_Task prompt_
Reproduce the records below word for word, omitting the pictures.

_Source material_
··········

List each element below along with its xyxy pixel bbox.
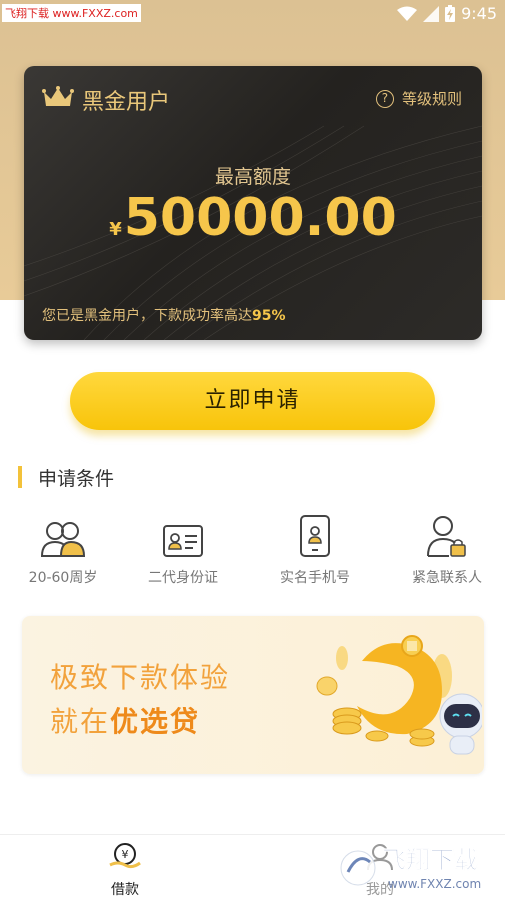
contact-icon xyxy=(427,516,466,557)
conditions-title: 申请条件 xyxy=(38,468,115,490)
wifi-icon xyxy=(397,6,418,21)
membership-card: 黑金用户 ? 等级规则 最高额度 ¥50000.00 您已是黑金用户，下款成功率… xyxy=(24,66,482,340)
users-icon xyxy=(41,522,85,557)
condition-id-card: 二代身份证 xyxy=(123,513,243,587)
coins-robot-illustration xyxy=(316,635,482,755)
amount-value: 50000.00 xyxy=(123,188,397,248)
level-rules-label: 等级规则 xyxy=(401,90,462,108)
watermark-brand: 飞翔下载 xyxy=(382,846,478,874)
svg-text:¥: ¥ xyxy=(122,848,129,861)
condition-phone-label: 实名手机号 xyxy=(280,570,350,586)
status-icons: 9:45 xyxy=(397,4,497,23)
max-quota-label: 最高额度 xyxy=(214,166,291,188)
phone-icon xyxy=(300,515,330,557)
banner-subline: 就在优选贷 xyxy=(50,700,200,740)
condition-contact-label: 紧急联系人 xyxy=(412,570,482,586)
loan-icon: ¥ xyxy=(109,843,141,869)
section-accent-bar xyxy=(18,466,22,488)
condition-age-label: 20-60周岁 xyxy=(28,570,98,586)
success-rate: 95% xyxy=(252,308,286,324)
signal-icon xyxy=(423,5,440,22)
card-title: 黑金用户 xyxy=(82,90,171,115)
max-quota-amount: ¥50000.00 xyxy=(24,188,482,248)
battery-icon xyxy=(445,5,456,22)
watermark-bottom-right: 飞翔下载 www.FXXZ.com xyxy=(340,846,481,891)
crown-icon xyxy=(42,86,74,106)
level-rules-link[interactable]: ? 等级规则 xyxy=(375,88,462,109)
tab-loan-label: 借款 xyxy=(111,882,139,898)
watermark-url: www.FXXZ.com xyxy=(388,877,481,891)
banner-headline: 极致下款体验 xyxy=(50,661,231,694)
condition-phone: 实名手机号 xyxy=(255,513,375,587)
id-card-icon xyxy=(163,525,203,557)
condition-contact: 紧急联系人 xyxy=(387,513,505,587)
promo-banner[interactable]: 极致下款体验 就在优选贷 xyxy=(22,616,484,774)
card-note: 您已是黑金用户，下款成功率高达95% xyxy=(42,305,286,325)
status-time: 9:45 xyxy=(461,4,497,23)
banner-subline-prefix: 就在 xyxy=(50,705,111,738)
tab-loan[interactable]: ¥ 借款 xyxy=(85,843,165,899)
condition-id-card-label: 二代身份证 xyxy=(148,570,218,586)
banner-brand: 优选贷 xyxy=(110,705,201,738)
status-bar: 飞翔下载 www.FXXZ.com 9:45 xyxy=(0,0,505,28)
help-icon: ? xyxy=(375,89,394,108)
condition-age: 20-60周岁 xyxy=(3,513,123,587)
apply-now-button[interactable]: 立即申请 xyxy=(70,372,435,430)
currency-symbol: ¥ xyxy=(109,219,122,240)
card-note-text: 您已是黑金用户，下款成功率高达 xyxy=(42,308,252,324)
watermark-top-left: 飞翔下载 www.FXXZ.com xyxy=(2,4,141,22)
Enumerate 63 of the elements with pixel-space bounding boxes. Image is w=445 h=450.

··········

_Exercise solution_
List each element below along with its xyxy pixel bbox.
contact-icon xyxy=(427,516,466,557)
conditions-title: 申请条件 xyxy=(38,468,115,490)
wifi-icon xyxy=(397,6,418,21)
membership-card: 黑金用户 ? 等级规则 最高额度 ¥50000.00 您已是黑金用户，下款成功率… xyxy=(24,66,482,340)
users-icon xyxy=(41,522,85,557)
condition-id-card: 二代身份证 xyxy=(123,513,243,587)
coins-robot-illustration xyxy=(316,635,482,755)
amount-value: 50000.00 xyxy=(123,188,397,248)
level-rules-label: 等级规则 xyxy=(401,90,462,108)
watermark-brand: 飞翔下载 xyxy=(382,846,478,874)
svg-text:¥: ¥ xyxy=(122,848,129,861)
condition-phone-label: 实名手机号 xyxy=(280,570,350,586)
status-icons: 9:45 xyxy=(397,4,497,23)
max-quota-label: 最高额度 xyxy=(214,166,291,188)
phone-icon xyxy=(300,515,330,557)
banner-subline: 就在优选贷 xyxy=(50,700,200,740)
condition-contact-label: 紧急联系人 xyxy=(412,570,482,586)
loan-icon: ¥ xyxy=(109,843,141,869)
section-accent-bar xyxy=(18,466,22,488)
condition-age-label: 20-60周岁 xyxy=(28,570,98,586)
success-rate: 95% xyxy=(252,308,286,324)
signal-icon xyxy=(423,5,440,22)
card-title: 黑金用户 xyxy=(82,90,171,115)
max-quota-amount: ¥50000.00 xyxy=(24,188,482,248)
battery-icon xyxy=(445,5,456,22)
watermark-bottom-right: 飞翔下载 www.FXXZ.com xyxy=(340,846,481,891)
crown-icon xyxy=(42,86,74,106)
level-rules-link[interactable]: ? 等级规则 xyxy=(375,88,462,109)
tab-loan-label: 借款 xyxy=(111,882,139,898)
watermark-url: www.FXXZ.com xyxy=(388,877,481,891)
banner-headline: 极致下款体验 xyxy=(50,661,231,694)
condition-phone: 实名手机号 xyxy=(255,513,375,587)
id-card-icon xyxy=(163,525,203,557)
condition-contact: 紧急联系人 xyxy=(387,513,505,587)
promo-banner[interactable]: 极致下款体验 就在优选贷 xyxy=(22,616,484,774)
card-note: 您已是黑金用户，下款成功率高达95% xyxy=(42,305,286,325)
status-time: 9:45 xyxy=(461,4,497,23)
banner-subline-prefix: 就在 xyxy=(50,705,111,738)
tab-loan[interactable]: ¥ 借款 xyxy=(85,843,165,899)
condition-id-card-label: 二代身份证 xyxy=(148,570,218,586)
banner-brand: 优选贷 xyxy=(110,705,201,738)
status-bar: 飞翔下载 www.FXXZ.com 9:45 xyxy=(0,0,505,28)
help-icon: ? xyxy=(375,89,394,108)
condition-age: 20-60周岁 xyxy=(3,513,123,587)
apply-now-button[interactable]: 立即申请 xyxy=(70,372,435,430)
currency-symbol: ¥ xyxy=(109,219,122,240)
card-note-text: 您已是黑金用户，下款成功率高达 xyxy=(42,308,252,324)
watermark-top-left: 飞翔下载 www.FXXZ.com xyxy=(2,4,141,22)
Enumerate 63 of the elements with pixel-space bounding boxes. Image is w=445 h=450.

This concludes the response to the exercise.